== Your goal ==
Give all the lines below again, exactly, with no pictures.
[start Supplied data]
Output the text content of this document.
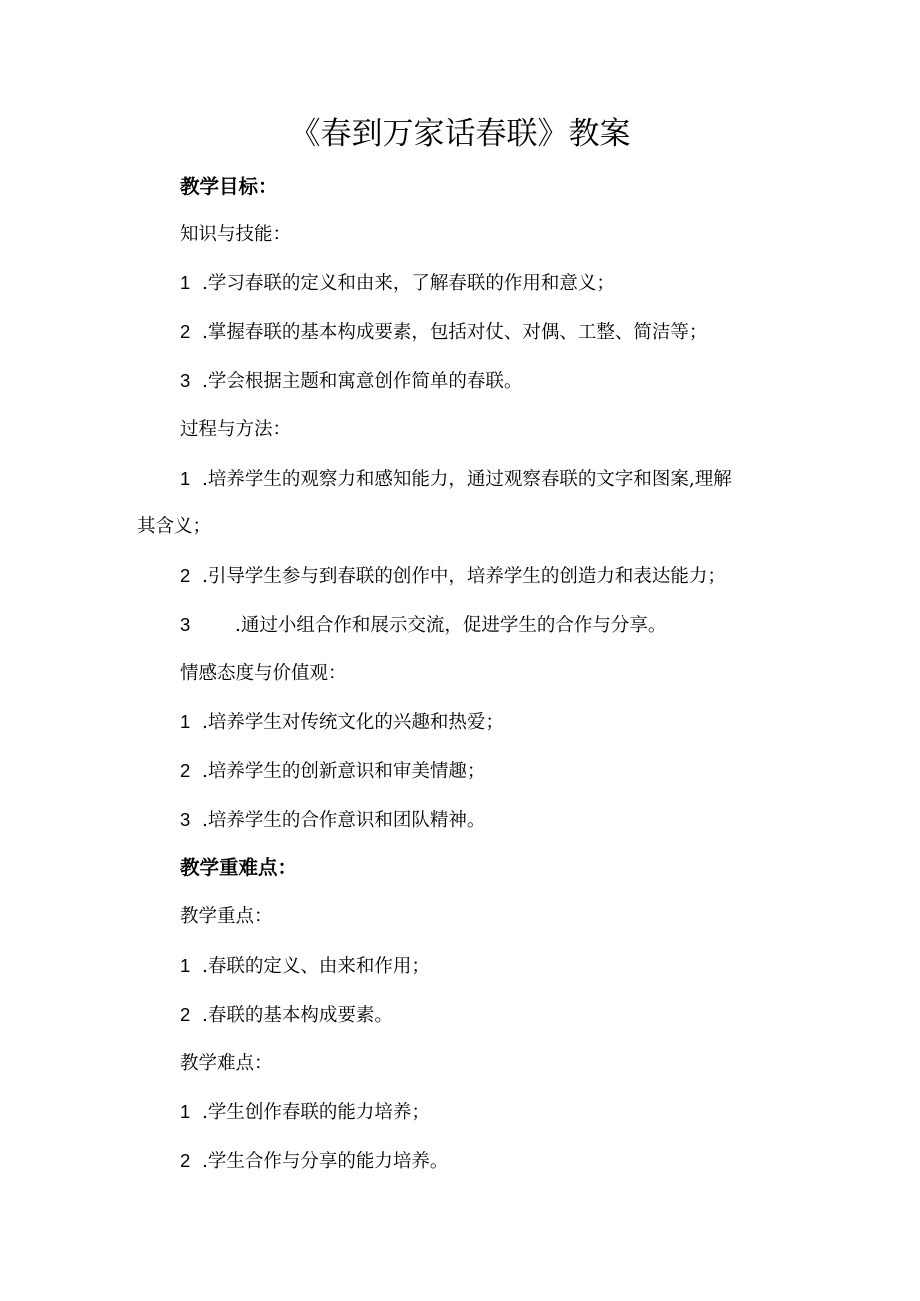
《春到万家话春联》教案
教学目标：
知识与技能：
1 .学习春联的定义和由来，了解春联的作用和意义；
2 .掌握春联的基本构成要素，包括对仗、对偶、工整、简洁等；
3 .学会根据主题和寓意创作简单的春联。
过程与方法：
1 .培养学生的观察力和感知能力，通过观察春联的文字和图案,理解
其含义；
2 .引导学生参与到春联的创作中，培养学生的创造力和表达能力；
3 .通过小组合作和展示交流，促进学生的合作与分享。
情感态度与价值观：
1 .培养学生对传统文化的兴趣和热爱；
2 .培养学生的创新意识和审美情趣；
3 .培养学生的合作意识和团队精神。
教学重难点：
教学重点：
1 .春联的定义、由来和作用；
2 .春联的基本构成要素。
教学难点：
1 .学生创作春联的能力培养；
2 .学生合作与分享的能力培养。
[end Supplied data]
== Result of this exercise ==
Output the text content of this document.
《春到万家话春联》教案
教学目标：
知识与技能：
1 .学习春联的定义和由来，了解春联的作用和意义；
2 .掌握春联的基本构成要素，包括对仗、对偶、工整、简洁等；
3 .学会根据主题和寓意创作简单的春联。
过程与方法：
1 .培养学生的观察力和感知能力，通过观察春联的文字和图案,理解
其含义；
2 .引导学生参与到春联的创作中，培养学生的创造力和表达能力；
3 .通过小组合作和展示交流，促进学生的合作与分享。
情感态度与价值观：
1 .培养学生对传统文化的兴趣和热爱；
2 .培养学生的创新意识和审美情趣；
3 .培养学生的合作意识和团队精神。
教学重难点：
教学重点：
1 .春联的定义、由来和作用；
2 .春联的基本构成要素。
教学难点：
1 .学生创作春联的能力培养；
2 .学生合作与分享的能力培养。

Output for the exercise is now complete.